GIVEN EXERCISE. Find each line with the string "JSON" and copy it.

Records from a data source
——

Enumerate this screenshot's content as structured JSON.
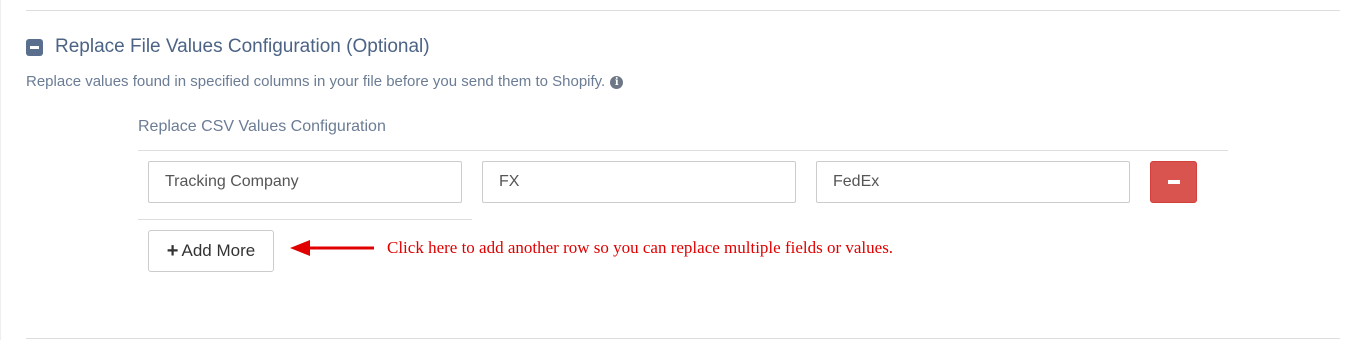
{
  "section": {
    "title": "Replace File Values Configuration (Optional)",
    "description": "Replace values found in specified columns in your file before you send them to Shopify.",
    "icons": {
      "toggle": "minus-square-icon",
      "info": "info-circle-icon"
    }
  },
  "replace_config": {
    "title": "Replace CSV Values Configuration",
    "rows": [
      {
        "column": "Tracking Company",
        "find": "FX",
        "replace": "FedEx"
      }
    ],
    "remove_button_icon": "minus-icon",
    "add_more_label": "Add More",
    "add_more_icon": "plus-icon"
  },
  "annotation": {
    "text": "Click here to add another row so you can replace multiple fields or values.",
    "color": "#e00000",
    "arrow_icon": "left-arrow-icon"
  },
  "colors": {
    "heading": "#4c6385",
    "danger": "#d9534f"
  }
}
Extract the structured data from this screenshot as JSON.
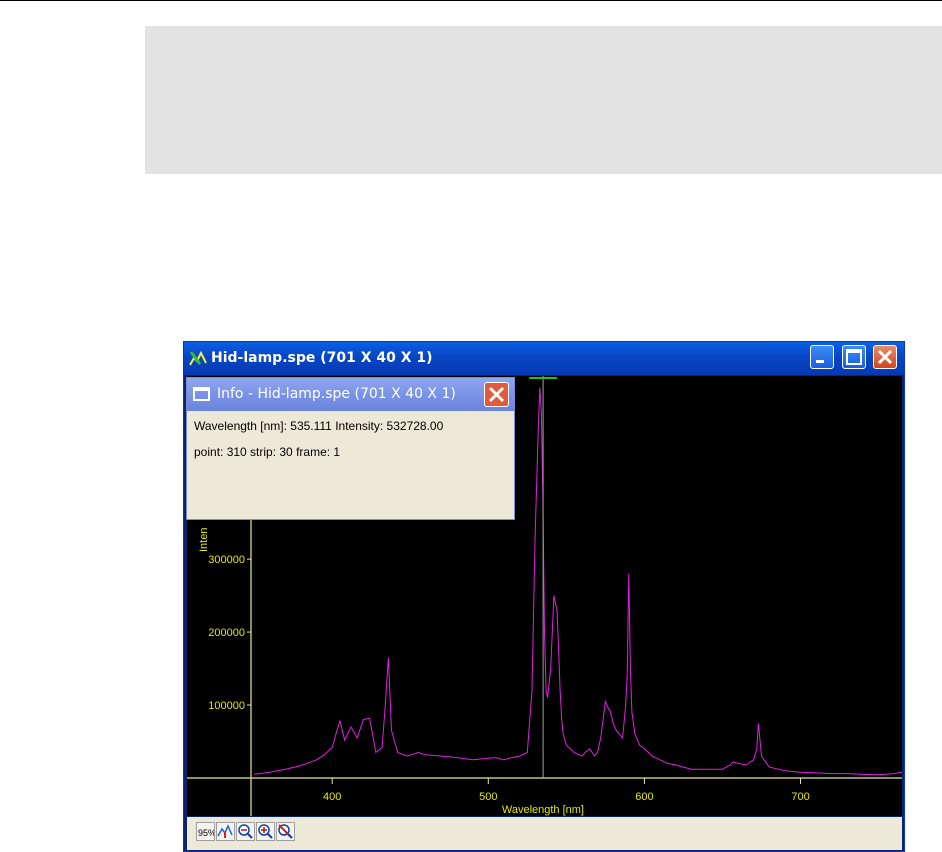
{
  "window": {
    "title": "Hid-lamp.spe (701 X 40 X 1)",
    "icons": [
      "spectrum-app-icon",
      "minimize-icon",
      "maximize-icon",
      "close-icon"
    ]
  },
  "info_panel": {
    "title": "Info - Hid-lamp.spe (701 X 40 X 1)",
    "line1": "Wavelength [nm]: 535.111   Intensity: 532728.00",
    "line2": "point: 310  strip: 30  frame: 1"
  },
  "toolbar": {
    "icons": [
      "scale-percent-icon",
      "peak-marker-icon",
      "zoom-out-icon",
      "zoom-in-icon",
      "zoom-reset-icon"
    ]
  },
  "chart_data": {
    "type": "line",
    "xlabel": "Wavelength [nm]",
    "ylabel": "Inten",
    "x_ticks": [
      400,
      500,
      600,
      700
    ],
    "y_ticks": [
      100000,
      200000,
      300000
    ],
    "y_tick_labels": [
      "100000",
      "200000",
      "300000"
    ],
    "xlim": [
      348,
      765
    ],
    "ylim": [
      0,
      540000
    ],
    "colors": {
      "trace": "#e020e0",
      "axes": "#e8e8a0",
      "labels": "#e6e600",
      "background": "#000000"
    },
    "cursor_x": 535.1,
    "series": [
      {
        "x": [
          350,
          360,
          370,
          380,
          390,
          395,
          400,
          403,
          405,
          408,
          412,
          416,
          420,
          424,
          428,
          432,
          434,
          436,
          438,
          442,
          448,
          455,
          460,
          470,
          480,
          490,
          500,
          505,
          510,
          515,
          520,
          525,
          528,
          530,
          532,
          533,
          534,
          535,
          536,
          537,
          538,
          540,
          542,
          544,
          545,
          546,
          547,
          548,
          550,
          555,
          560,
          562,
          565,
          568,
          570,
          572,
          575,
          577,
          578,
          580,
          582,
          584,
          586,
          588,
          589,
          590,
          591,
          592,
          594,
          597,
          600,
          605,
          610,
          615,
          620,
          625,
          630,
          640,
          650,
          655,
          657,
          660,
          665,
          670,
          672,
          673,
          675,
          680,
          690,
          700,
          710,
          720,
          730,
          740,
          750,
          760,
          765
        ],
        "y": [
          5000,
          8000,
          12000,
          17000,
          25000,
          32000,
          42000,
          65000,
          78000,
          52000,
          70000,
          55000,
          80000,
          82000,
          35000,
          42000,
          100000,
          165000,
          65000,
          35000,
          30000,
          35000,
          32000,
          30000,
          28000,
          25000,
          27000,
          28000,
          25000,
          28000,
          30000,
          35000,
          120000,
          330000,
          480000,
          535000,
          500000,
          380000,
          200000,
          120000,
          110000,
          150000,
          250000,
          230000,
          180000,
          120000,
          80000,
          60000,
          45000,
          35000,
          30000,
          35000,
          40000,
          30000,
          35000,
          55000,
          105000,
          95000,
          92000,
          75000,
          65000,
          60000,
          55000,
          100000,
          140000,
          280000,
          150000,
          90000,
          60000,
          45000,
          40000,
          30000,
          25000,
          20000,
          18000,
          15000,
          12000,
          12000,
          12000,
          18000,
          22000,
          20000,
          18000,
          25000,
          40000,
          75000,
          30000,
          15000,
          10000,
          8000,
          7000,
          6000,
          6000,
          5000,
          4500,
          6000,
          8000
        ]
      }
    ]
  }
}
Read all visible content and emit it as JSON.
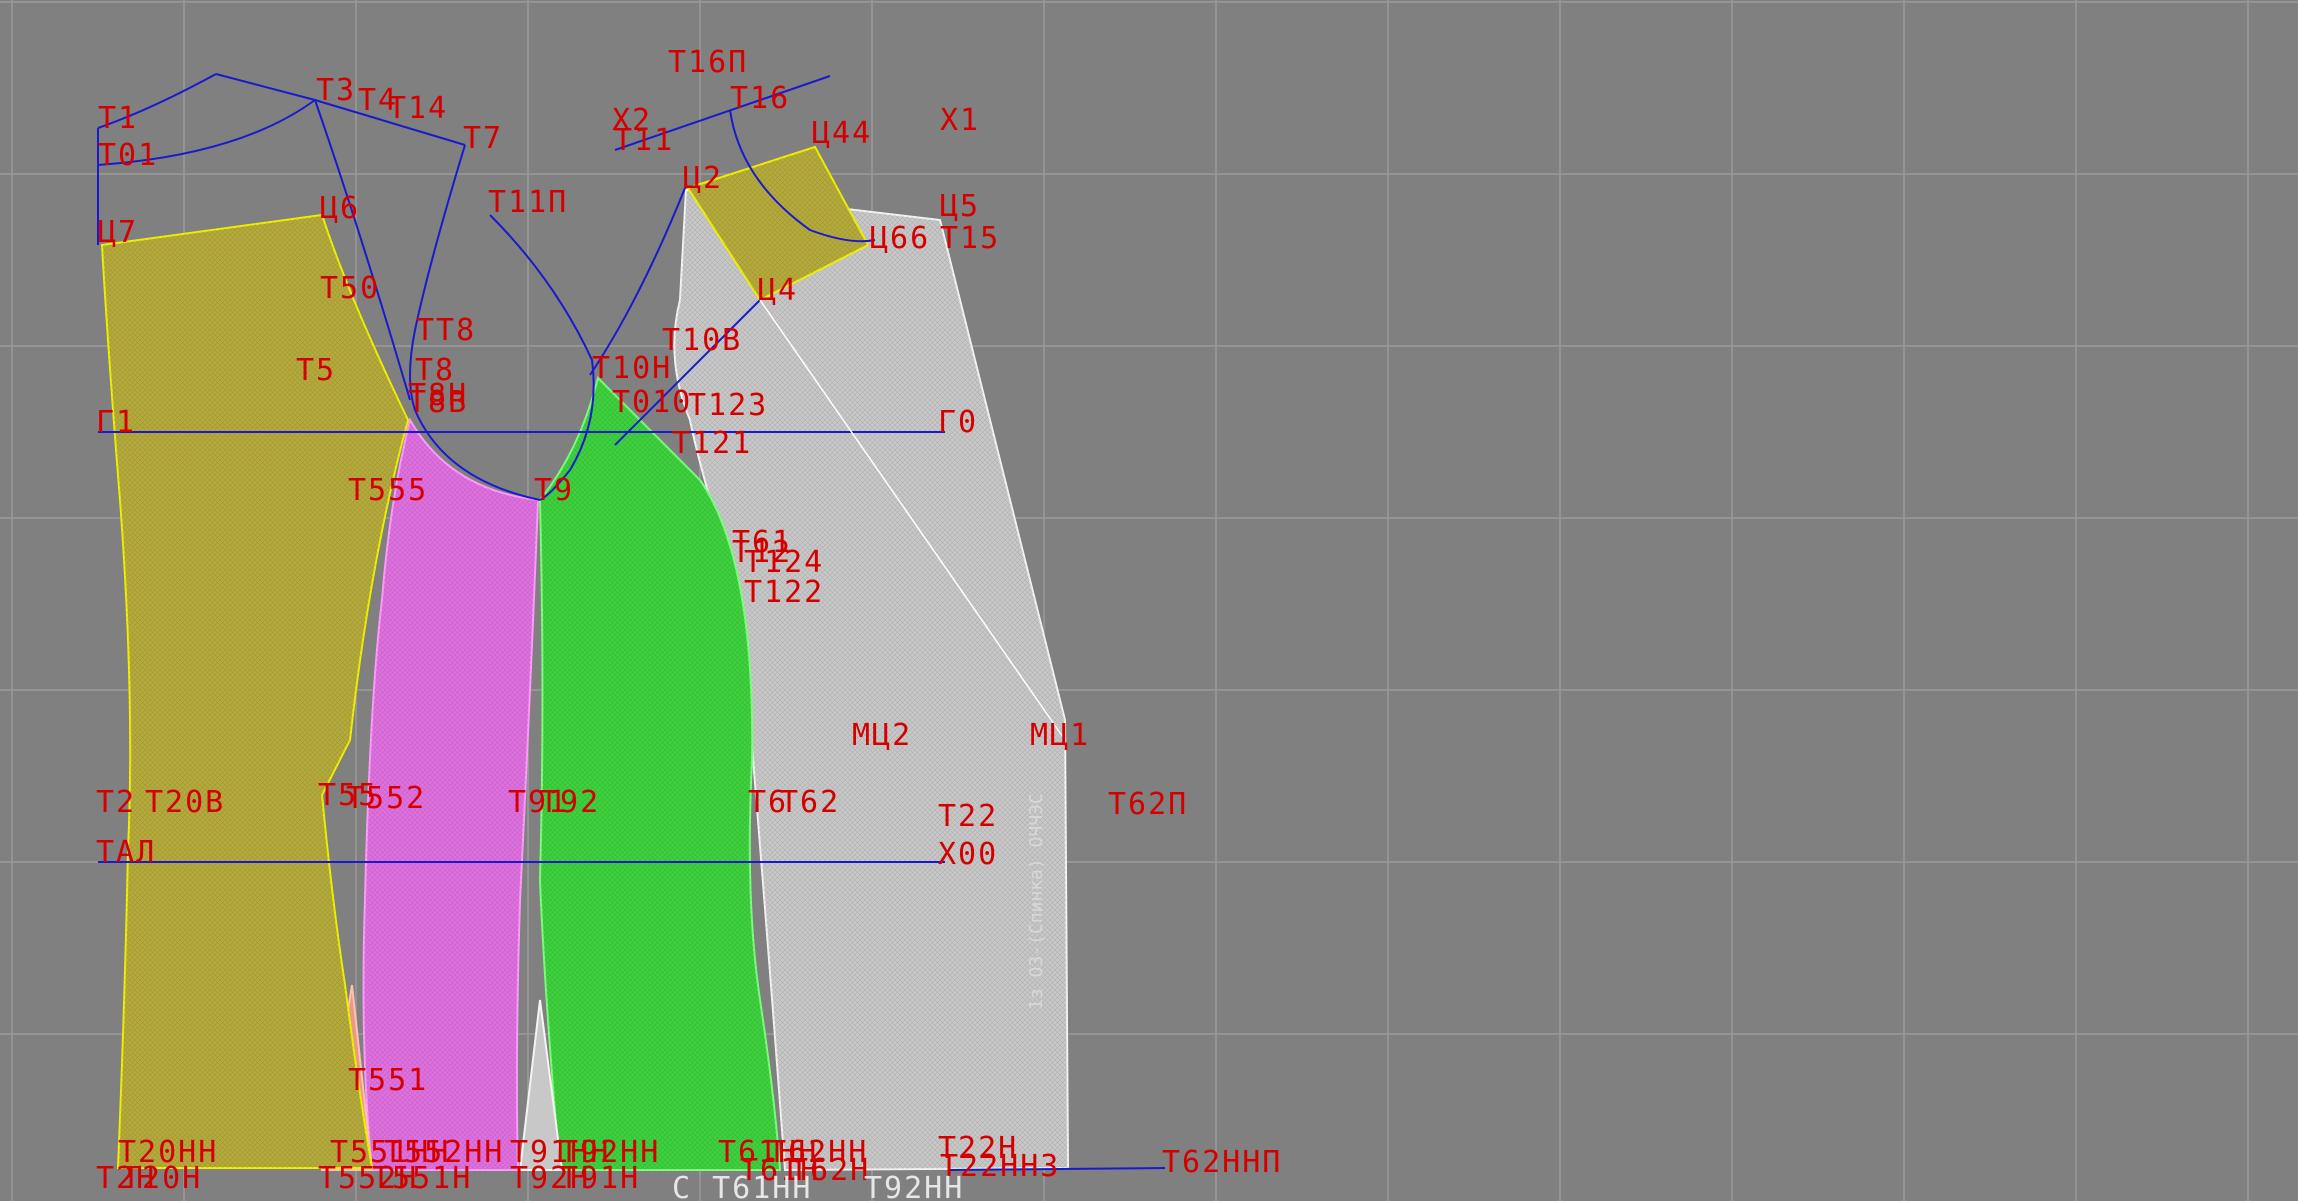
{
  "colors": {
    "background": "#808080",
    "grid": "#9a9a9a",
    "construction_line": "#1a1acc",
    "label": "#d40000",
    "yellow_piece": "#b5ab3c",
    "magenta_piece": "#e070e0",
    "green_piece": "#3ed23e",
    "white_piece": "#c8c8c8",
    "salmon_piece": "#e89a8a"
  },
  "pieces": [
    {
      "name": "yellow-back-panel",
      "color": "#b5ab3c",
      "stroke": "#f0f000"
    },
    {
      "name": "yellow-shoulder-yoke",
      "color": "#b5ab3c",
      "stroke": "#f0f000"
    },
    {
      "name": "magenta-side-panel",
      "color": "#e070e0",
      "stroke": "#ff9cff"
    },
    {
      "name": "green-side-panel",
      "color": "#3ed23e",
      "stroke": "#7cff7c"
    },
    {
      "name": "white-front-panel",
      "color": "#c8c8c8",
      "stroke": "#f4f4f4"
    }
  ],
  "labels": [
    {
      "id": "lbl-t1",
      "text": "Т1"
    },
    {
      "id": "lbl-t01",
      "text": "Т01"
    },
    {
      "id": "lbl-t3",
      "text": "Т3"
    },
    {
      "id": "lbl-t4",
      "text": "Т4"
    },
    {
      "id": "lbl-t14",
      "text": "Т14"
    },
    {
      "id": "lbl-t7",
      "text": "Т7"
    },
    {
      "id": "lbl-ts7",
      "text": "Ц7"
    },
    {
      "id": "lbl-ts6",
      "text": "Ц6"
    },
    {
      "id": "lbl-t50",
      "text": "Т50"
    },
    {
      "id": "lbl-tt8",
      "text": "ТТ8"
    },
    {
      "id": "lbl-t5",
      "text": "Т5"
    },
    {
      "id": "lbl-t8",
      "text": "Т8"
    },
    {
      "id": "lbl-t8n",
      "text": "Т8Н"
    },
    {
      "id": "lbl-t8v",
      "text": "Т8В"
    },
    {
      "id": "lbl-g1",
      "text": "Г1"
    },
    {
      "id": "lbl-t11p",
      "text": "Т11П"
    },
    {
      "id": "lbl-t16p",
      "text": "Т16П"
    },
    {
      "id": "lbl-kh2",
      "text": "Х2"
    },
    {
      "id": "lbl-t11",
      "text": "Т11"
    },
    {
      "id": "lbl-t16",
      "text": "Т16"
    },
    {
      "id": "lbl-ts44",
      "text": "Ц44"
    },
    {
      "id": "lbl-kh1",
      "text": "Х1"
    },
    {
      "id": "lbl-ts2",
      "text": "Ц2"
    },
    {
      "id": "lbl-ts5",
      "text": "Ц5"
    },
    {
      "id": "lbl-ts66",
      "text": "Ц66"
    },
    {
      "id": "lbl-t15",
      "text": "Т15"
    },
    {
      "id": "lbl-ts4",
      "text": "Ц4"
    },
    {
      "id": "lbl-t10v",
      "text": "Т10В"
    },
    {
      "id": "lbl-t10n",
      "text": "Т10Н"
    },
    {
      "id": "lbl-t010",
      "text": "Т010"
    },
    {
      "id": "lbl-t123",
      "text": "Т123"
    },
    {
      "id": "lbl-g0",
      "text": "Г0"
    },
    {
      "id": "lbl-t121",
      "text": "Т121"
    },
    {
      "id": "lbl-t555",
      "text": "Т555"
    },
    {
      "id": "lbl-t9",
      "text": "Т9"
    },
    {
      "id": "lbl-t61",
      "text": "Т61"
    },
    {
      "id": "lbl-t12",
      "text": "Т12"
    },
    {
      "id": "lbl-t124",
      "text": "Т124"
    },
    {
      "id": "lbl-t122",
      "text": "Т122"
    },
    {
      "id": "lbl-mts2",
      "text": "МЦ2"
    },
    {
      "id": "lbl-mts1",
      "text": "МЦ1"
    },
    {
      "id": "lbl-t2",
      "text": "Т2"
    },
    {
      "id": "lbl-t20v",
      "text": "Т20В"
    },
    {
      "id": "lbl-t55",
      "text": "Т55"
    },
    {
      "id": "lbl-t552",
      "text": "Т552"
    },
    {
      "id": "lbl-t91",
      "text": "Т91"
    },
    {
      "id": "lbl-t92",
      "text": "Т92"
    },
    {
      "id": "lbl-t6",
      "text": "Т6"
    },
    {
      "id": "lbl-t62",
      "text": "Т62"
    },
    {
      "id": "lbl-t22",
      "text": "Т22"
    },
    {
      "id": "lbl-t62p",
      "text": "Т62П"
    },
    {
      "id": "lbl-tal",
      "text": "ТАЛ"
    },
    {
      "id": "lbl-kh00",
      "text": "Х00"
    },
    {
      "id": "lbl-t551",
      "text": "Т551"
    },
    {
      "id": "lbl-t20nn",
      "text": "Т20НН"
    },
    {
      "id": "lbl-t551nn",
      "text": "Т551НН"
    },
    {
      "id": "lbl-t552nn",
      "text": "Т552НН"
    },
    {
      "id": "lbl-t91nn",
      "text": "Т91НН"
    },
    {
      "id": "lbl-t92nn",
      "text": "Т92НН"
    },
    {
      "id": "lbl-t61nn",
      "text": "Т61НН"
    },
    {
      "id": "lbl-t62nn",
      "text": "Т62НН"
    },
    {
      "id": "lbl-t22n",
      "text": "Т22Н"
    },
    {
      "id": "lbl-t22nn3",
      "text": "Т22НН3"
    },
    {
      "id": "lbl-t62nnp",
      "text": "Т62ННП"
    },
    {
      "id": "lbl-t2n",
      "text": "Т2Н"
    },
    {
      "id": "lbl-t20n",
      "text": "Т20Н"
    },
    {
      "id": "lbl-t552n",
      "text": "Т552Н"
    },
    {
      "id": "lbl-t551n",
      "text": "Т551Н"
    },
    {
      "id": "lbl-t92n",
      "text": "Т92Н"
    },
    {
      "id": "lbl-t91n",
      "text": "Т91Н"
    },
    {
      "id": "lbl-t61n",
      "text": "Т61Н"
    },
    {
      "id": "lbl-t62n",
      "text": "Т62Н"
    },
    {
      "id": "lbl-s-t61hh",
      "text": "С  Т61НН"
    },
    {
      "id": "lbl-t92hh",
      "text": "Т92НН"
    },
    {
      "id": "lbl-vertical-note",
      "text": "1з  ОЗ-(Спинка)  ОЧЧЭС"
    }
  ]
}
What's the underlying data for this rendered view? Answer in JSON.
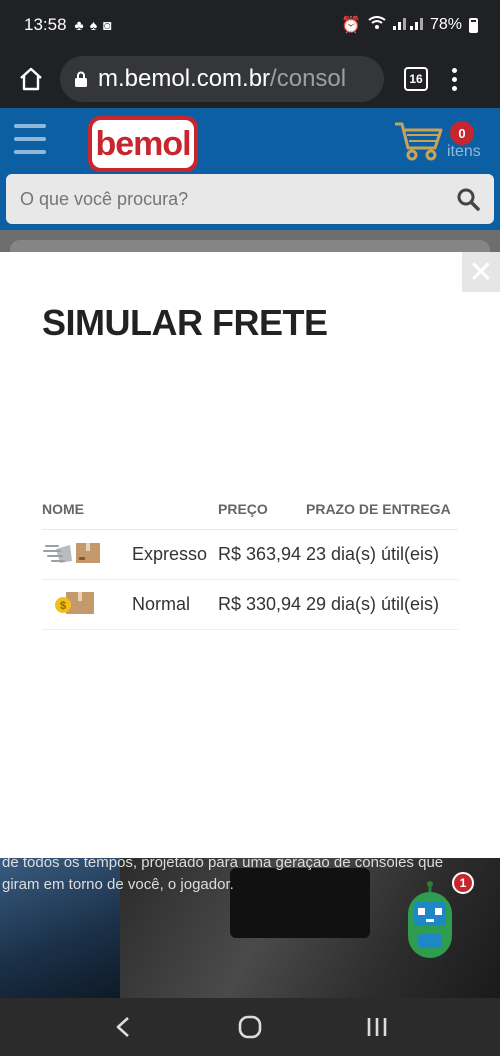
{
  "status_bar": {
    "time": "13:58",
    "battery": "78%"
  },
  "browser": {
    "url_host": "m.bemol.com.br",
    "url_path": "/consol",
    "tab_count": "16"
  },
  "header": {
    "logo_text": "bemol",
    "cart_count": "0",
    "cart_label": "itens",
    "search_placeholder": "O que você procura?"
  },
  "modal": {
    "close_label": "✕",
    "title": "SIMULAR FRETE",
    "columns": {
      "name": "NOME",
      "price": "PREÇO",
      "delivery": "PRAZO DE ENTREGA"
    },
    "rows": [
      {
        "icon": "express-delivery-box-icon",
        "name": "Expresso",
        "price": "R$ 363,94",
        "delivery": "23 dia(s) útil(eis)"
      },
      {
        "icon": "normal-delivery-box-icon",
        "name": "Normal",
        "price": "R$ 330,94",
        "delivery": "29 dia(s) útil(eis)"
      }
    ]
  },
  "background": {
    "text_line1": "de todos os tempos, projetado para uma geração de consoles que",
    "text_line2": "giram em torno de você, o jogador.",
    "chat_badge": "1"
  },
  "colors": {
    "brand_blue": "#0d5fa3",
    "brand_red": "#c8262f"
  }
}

——

EXERCISE ANSWER.
Enumerate this screenshot's content as structured JSON.
Extract the structured data from this screenshot as JSON.
Read all visible content and emit it as JSON.
What's the underlying data for this rendered view? Answer in JSON.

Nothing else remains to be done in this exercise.